■ **Task details**
Scan the data below and pick out the lines containing the word "случае".

Collection entries
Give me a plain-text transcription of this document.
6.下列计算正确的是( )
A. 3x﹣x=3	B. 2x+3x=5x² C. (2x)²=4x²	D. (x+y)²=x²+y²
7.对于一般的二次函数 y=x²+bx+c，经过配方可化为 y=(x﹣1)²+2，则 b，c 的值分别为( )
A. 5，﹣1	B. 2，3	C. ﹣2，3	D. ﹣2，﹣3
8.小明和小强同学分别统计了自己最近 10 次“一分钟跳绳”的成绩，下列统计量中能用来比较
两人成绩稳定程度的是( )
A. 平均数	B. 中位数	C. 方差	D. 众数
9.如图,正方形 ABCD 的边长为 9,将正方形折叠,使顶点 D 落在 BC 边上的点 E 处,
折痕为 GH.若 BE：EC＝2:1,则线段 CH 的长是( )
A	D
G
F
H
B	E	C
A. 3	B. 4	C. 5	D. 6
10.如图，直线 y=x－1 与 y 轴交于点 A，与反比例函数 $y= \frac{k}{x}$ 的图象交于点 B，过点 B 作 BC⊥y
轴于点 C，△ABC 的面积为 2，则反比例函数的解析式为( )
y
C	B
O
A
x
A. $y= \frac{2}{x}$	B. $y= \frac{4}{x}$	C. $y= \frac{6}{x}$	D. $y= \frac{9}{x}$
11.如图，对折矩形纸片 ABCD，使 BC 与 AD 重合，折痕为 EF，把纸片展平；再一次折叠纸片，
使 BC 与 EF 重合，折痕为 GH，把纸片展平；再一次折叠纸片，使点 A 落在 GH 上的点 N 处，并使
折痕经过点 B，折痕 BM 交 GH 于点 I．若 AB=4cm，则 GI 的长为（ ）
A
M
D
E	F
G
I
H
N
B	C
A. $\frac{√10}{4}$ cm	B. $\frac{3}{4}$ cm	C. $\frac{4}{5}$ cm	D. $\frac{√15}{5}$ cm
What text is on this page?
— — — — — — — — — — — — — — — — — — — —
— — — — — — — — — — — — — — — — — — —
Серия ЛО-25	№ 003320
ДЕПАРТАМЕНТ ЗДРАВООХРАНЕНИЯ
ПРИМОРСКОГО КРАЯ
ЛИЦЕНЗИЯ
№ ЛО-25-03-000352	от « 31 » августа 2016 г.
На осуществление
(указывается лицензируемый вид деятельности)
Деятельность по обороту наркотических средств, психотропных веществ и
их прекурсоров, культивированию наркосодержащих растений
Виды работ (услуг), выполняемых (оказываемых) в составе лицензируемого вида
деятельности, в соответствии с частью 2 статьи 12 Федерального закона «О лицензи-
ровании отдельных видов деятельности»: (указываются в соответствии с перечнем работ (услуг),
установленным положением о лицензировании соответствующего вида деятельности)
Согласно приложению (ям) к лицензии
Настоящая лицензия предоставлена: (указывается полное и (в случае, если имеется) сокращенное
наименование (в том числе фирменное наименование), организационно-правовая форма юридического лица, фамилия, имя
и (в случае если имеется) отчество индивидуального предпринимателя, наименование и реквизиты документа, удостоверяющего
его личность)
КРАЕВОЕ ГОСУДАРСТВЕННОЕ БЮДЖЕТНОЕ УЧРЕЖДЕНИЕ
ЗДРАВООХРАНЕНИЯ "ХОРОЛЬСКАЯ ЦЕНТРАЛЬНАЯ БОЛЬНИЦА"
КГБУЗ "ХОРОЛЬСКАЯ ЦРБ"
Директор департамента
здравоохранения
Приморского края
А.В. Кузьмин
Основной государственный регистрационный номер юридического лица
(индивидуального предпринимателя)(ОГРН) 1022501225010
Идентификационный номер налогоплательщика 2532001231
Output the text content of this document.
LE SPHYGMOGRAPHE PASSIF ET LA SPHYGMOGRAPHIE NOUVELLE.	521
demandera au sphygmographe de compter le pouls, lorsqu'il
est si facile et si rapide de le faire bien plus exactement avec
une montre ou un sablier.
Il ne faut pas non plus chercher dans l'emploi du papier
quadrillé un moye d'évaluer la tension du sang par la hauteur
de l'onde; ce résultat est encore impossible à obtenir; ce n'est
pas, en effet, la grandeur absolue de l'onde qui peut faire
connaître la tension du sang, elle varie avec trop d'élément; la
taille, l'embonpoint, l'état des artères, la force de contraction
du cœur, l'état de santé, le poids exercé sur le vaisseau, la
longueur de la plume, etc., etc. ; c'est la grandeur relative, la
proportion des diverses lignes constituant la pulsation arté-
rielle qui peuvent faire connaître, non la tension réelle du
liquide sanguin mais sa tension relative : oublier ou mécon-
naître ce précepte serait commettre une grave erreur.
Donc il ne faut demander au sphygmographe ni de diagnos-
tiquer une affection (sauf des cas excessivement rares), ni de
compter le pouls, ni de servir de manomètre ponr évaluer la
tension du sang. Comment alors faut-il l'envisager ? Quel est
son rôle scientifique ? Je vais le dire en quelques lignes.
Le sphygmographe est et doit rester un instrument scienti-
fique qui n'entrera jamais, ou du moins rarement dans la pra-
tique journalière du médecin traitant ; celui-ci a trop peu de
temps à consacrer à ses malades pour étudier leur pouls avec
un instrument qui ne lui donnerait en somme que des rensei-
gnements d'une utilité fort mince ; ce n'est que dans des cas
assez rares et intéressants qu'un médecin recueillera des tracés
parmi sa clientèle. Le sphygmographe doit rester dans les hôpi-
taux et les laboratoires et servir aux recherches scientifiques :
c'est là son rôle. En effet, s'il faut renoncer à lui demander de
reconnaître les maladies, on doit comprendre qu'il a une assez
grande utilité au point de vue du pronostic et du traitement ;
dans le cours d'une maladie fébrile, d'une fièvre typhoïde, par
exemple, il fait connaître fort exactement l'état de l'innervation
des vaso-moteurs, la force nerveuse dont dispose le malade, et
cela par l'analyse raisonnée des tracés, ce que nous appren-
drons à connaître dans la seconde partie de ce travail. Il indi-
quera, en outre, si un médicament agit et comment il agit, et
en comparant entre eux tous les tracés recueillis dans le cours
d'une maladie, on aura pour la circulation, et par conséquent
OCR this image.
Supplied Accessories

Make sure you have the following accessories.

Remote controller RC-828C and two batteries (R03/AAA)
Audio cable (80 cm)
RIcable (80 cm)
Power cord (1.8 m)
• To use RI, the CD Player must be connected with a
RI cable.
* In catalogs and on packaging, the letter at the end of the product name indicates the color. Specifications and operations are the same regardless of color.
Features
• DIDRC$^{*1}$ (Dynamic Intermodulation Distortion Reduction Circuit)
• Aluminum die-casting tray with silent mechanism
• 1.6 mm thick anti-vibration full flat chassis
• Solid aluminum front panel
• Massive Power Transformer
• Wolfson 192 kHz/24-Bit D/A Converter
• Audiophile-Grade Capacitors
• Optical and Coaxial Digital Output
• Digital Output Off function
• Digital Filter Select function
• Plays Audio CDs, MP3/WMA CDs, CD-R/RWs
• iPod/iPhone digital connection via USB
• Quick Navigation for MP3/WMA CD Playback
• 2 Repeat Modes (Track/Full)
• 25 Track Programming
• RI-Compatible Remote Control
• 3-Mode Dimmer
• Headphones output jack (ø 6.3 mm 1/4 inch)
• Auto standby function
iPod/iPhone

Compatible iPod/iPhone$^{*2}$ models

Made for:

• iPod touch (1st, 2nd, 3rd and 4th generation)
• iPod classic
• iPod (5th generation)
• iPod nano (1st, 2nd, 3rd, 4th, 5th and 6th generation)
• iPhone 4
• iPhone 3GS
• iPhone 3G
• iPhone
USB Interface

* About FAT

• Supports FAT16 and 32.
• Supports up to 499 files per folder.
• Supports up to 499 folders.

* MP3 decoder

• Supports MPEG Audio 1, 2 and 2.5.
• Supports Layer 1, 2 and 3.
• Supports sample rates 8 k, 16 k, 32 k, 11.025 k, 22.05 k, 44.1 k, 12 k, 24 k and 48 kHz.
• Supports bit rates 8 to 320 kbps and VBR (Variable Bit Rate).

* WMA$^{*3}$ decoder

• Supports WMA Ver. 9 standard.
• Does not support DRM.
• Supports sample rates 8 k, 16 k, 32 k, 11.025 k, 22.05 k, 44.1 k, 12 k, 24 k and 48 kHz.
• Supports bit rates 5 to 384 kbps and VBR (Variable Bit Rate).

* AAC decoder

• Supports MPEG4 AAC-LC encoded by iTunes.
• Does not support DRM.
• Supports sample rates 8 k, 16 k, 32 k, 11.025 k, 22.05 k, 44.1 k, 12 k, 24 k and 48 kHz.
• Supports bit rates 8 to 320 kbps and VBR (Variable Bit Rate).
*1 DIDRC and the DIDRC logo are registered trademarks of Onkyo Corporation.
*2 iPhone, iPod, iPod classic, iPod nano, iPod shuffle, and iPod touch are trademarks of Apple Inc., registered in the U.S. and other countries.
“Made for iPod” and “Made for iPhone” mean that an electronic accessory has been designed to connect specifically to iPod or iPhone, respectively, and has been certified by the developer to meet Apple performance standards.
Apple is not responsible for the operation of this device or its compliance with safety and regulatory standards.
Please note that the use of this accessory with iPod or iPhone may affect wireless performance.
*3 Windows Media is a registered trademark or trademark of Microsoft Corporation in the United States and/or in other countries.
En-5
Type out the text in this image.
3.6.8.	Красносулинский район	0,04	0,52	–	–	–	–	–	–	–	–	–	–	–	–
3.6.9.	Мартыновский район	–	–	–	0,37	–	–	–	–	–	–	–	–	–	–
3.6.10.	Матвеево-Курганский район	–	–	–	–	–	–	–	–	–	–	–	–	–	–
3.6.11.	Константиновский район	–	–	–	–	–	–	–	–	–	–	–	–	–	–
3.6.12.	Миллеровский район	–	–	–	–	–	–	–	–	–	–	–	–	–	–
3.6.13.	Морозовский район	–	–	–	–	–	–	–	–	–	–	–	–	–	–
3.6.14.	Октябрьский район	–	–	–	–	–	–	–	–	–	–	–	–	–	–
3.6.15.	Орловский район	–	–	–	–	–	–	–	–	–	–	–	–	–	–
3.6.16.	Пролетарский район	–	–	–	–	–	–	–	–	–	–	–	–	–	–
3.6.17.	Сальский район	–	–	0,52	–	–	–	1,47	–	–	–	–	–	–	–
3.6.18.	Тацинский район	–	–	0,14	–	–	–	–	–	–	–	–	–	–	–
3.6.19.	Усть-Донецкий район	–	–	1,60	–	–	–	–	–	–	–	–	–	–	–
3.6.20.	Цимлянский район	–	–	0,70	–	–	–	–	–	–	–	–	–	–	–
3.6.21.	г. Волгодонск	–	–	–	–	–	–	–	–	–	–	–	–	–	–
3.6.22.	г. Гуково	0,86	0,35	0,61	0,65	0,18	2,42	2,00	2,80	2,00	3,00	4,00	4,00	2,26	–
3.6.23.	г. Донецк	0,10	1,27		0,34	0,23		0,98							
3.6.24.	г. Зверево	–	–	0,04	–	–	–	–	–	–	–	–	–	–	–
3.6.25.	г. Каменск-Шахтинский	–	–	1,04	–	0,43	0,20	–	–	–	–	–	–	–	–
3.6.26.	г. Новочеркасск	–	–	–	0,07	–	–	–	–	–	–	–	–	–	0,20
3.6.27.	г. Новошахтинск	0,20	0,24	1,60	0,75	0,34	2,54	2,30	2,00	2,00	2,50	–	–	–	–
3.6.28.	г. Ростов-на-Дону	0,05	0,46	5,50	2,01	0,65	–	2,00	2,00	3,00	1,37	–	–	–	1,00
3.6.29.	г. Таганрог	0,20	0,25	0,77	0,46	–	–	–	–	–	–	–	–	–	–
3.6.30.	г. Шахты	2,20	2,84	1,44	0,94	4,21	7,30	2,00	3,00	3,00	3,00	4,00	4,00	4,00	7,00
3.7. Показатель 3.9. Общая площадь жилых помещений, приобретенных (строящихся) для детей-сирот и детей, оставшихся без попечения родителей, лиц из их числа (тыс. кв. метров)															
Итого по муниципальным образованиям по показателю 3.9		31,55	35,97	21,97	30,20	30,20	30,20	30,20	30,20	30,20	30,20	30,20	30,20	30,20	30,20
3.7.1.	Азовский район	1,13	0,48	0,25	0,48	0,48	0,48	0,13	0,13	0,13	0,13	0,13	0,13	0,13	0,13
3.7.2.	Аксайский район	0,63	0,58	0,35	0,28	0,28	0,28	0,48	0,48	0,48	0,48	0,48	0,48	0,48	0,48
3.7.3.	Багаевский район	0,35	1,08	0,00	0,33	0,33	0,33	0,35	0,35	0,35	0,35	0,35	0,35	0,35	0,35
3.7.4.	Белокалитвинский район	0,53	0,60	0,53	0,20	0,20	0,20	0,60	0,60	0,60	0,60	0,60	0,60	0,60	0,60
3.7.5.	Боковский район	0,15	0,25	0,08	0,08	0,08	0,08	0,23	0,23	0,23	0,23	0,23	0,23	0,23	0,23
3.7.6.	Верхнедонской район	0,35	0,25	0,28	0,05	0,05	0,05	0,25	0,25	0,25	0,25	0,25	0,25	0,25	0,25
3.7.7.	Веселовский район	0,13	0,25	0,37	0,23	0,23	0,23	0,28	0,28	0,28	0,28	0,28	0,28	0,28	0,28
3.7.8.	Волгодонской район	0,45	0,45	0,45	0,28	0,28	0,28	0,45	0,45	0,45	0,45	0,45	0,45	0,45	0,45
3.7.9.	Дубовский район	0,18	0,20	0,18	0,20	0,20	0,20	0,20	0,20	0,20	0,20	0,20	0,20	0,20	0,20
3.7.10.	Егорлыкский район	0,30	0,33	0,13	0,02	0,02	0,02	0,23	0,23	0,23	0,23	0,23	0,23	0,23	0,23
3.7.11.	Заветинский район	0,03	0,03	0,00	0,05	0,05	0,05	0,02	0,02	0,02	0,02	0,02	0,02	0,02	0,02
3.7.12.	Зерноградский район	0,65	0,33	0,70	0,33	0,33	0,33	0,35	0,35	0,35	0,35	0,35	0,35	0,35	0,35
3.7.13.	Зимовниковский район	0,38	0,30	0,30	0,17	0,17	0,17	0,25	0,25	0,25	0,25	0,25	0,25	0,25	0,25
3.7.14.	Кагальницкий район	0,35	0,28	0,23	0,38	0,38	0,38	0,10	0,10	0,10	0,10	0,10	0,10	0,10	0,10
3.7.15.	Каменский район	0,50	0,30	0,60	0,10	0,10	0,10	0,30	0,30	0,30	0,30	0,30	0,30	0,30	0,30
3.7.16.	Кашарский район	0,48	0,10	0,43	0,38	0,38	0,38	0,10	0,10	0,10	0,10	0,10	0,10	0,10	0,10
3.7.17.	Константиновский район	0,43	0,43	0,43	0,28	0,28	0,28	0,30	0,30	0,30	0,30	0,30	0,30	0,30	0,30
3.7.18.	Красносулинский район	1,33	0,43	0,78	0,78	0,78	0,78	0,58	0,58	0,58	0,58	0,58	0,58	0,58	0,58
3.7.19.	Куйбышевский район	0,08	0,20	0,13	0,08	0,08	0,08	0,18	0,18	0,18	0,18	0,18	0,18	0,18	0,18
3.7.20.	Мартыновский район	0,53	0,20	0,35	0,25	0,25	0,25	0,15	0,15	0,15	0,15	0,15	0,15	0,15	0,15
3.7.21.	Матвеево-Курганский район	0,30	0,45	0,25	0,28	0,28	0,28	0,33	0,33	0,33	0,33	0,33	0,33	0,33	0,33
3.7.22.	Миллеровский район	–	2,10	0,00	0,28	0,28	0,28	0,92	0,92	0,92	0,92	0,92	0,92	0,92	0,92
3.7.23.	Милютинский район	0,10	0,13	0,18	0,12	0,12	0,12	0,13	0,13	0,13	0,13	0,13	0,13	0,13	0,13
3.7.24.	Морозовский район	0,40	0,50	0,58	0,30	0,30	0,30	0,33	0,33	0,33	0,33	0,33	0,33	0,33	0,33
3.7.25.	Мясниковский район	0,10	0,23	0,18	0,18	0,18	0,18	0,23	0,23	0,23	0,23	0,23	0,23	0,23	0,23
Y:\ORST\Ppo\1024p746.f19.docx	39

■ **Output**
Настоящая лицензия предоставлена: (указывается полное и (в случае, если имеется) сокращенное
и (в случае если имеется) отчество индивидуального предпринимателя, наименование и реквизиты документа, удостоверяющего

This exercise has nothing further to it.